Saved data entries:
--- start ---
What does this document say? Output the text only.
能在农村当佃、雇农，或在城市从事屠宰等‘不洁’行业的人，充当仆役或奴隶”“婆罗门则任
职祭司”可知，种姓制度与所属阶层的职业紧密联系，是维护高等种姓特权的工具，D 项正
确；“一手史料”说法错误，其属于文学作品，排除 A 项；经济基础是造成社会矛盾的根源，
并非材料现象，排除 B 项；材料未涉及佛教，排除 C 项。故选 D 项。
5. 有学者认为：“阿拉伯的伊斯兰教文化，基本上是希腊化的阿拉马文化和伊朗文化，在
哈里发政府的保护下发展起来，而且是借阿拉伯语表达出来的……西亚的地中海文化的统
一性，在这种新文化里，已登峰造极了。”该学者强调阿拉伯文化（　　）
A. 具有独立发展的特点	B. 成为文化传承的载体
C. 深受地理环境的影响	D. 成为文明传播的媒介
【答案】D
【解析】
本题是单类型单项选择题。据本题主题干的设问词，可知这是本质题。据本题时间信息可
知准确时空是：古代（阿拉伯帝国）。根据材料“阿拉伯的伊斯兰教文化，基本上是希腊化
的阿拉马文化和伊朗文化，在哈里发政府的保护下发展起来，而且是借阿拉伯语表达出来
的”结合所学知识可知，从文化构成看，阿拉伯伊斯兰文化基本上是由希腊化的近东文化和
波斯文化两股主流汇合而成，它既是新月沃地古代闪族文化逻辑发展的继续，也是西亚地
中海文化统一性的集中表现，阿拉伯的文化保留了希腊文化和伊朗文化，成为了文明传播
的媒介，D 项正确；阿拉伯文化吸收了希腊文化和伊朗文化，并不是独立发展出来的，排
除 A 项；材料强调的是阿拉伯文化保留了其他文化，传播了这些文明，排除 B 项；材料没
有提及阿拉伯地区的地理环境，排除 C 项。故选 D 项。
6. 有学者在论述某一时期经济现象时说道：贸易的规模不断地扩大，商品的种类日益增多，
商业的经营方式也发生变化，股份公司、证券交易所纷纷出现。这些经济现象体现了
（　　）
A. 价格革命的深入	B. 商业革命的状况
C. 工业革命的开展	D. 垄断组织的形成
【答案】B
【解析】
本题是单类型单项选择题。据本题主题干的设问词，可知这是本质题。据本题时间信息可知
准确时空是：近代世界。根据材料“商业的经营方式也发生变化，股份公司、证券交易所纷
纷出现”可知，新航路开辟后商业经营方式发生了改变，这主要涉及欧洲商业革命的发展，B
--- end ---
--- start ---
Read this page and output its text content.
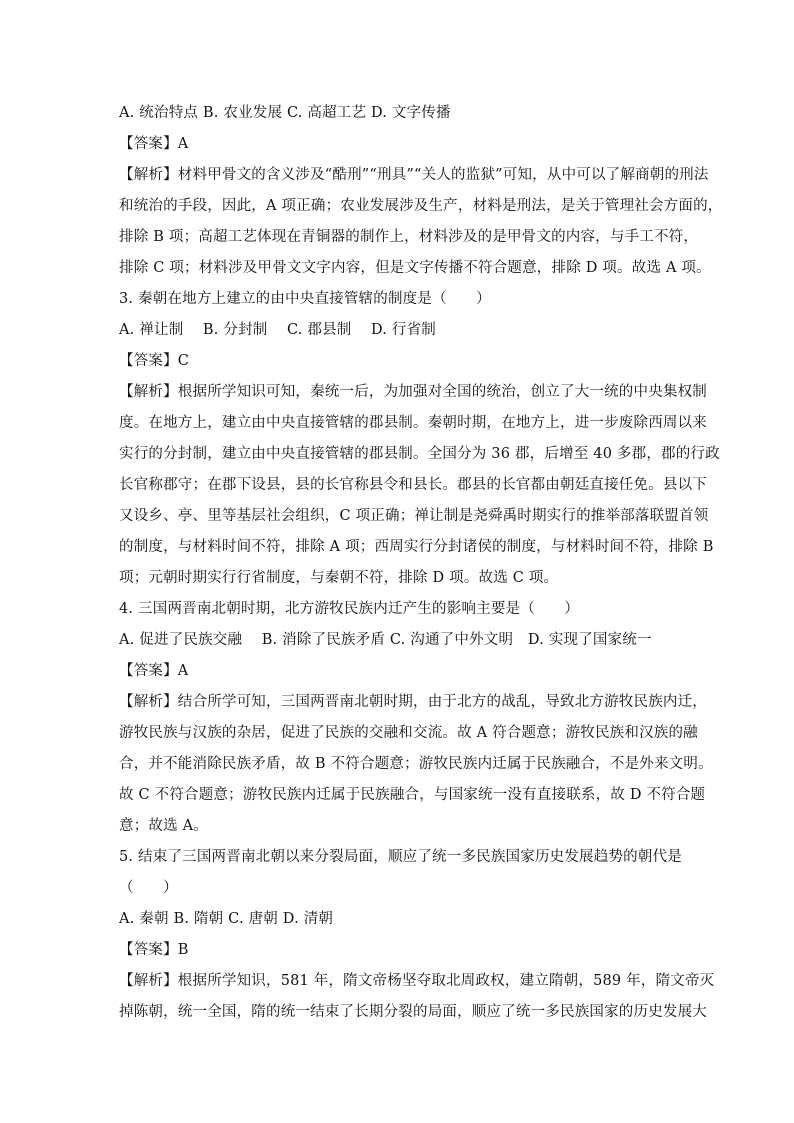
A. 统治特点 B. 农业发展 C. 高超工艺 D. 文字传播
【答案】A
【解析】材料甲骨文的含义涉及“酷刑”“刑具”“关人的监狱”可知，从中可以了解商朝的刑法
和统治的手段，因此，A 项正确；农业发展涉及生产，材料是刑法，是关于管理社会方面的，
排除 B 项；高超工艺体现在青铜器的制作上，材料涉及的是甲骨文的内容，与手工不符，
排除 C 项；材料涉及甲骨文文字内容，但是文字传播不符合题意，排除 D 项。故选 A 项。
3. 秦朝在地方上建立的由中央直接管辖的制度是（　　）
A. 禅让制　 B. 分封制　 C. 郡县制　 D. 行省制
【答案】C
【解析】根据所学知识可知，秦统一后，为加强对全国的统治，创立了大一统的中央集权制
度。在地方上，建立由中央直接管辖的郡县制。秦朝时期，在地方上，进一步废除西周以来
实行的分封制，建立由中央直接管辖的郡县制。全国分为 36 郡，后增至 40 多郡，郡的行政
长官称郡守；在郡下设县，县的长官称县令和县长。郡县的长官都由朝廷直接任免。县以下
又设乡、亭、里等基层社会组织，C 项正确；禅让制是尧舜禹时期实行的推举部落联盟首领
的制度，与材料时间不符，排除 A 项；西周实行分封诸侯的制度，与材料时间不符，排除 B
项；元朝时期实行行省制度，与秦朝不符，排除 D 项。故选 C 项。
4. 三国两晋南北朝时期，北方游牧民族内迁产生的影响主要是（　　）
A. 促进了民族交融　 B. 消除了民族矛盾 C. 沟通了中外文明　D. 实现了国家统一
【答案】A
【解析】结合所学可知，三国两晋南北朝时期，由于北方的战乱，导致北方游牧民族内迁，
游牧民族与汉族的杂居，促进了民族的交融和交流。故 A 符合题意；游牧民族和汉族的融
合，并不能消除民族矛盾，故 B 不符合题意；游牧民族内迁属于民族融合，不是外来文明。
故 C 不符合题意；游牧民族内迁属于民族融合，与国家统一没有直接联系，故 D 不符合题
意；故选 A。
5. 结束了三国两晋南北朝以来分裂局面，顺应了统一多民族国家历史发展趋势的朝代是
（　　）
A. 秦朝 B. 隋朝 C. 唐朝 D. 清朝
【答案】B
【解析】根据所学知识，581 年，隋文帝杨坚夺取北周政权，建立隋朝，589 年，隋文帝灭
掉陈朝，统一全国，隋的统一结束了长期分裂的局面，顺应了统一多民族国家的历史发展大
--- end ---
▸ **Exercise details**
Return the lines of the records that include the string "可知这是本质题".

▸ **Solution to this exercise**
本题是单类型单项选择题。据本题主题干的设问词，可知这是本质题。据本题时间信息可
本题是单类型单项选择题。据本题主题干的设问词，可知这是本质题。据本题时间信息可知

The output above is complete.